* WORK TO COMPLETE:
Pick up the discussion of air pollution and regional heart disease after its last sentence and carry it forward in the same voice.

Air Pollution Is Only One of Many Factors

Dr Black: Do differences in air pollution explain why some parts of this country, such as the stroke belt, have surprisingly different levels of heart disease? We used to talk about the stroke belt and blame it on diet. Is it something else?

Dr Brook: Excellent question. Investigators have looked at the geographic relationship and geographic disparities of cardiometabolic disorders and to what extent air pollution might explain these phenomena. The stroke buckle in particular was looked at, for example, in the REGARDS cohort, and there was no evidence that it can be explained by higher pollution levels.[6] In fact, the air pollution levels are modestly lower there.

* STUDY MATERIAL:
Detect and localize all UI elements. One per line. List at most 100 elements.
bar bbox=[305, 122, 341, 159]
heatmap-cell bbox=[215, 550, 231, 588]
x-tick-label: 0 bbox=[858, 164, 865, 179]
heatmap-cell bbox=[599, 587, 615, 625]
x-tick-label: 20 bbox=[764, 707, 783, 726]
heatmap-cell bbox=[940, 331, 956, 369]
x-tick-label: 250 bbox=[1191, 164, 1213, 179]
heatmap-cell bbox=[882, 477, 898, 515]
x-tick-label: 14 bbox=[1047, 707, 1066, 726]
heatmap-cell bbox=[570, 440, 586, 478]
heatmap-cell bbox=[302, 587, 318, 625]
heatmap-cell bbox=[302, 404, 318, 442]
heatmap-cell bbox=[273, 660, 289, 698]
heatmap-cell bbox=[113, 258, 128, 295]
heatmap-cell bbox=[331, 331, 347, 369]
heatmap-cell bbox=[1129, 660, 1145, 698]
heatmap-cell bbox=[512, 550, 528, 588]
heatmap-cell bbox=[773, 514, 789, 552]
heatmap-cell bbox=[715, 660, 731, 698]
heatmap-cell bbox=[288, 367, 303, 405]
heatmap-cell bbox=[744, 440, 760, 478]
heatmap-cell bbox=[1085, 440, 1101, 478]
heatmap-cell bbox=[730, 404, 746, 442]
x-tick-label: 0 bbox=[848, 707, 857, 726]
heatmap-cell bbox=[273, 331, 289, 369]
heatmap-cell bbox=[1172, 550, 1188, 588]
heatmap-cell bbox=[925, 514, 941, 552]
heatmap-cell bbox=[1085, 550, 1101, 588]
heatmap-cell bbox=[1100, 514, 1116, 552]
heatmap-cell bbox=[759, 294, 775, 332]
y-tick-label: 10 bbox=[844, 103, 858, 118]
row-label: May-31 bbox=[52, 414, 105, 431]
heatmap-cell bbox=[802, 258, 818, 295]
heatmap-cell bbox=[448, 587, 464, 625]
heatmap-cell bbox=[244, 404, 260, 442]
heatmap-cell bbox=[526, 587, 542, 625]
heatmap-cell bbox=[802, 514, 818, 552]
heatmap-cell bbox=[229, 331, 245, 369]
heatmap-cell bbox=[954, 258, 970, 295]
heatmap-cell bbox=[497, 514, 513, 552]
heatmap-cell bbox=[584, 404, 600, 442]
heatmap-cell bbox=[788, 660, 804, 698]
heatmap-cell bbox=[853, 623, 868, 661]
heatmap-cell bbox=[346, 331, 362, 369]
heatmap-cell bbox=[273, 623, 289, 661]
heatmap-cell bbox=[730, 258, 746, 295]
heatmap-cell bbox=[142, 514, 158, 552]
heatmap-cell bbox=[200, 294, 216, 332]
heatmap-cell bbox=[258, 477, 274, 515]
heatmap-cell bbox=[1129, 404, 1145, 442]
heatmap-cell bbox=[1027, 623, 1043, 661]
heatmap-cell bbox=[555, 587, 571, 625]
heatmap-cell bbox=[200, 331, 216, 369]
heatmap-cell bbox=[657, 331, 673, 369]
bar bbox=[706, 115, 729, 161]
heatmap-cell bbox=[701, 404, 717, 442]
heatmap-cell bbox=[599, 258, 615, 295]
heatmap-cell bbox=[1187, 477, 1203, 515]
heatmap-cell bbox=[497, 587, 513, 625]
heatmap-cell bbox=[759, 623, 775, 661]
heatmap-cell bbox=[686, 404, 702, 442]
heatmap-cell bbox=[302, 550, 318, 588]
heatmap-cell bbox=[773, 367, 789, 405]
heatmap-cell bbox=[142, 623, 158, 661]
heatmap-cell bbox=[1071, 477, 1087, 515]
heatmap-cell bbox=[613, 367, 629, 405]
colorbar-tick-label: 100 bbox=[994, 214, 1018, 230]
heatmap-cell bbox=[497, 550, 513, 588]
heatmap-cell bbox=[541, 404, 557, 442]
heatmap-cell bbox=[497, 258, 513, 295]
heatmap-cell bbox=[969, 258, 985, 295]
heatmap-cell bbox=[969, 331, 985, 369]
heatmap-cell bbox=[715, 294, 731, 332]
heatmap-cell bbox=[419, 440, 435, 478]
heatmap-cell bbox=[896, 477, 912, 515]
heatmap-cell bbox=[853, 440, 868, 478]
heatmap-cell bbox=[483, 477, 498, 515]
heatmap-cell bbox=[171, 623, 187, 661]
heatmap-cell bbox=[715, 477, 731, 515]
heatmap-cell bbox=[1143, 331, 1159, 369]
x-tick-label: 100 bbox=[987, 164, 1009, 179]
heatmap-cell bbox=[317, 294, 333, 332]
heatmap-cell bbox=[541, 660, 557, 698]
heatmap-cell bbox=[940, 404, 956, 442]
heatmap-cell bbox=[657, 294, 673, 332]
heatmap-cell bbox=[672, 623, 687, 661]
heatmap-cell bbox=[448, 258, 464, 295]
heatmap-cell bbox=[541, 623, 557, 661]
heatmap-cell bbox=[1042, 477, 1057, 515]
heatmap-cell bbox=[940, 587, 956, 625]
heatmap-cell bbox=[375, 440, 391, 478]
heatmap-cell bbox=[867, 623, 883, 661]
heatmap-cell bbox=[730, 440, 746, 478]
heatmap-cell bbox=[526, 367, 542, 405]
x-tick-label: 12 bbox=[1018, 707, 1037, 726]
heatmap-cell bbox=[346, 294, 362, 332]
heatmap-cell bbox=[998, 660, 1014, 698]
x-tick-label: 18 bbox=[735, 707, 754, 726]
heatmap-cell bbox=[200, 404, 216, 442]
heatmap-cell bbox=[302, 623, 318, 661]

* SOLVED PROBLEM:
It's important to say that air pollution is only one of many factors. Of course, salt, diet, obesity, and exercise play a role in heart disease. As the metabolic syndrome, cardiovascular events, and hypertension have increased in the United States, air pollution has actually fallen. It's one important factor, not the sole factor, which works in conjunction with lifestyle and diet. Within major mega cities in the United States, Los Angeles being the classic one, you can see clear relationships between changes in air pollution levels and proximity to roadways and point sources of pollution with the increased risk for mortality in those who live in less advantaged urban settings. Some of it is due to air pollution, some of it is due to the stress and the noise, but higher air pollution levels do explain some of the gradients in cardiovascular risk that you can see at an urban level.

Dr Black: There are some societies where people wear masks when they go around. Should we start doing that?

Dr Brook: Absolutely not in the United States. It's probably not socially accepted as it is across much of the world. Again, I'll stress that although we have seen relationships between fine PM as low as 5 µg/m3 and cardiovascular events, you might have to go to Antarctica or to the Yukon territory to chronically get levels lower than that. I certainly don't propose that everyone moves to Antarctica or to northern Alaska. Maybe a tropical island such as Hawaii might be a good choice.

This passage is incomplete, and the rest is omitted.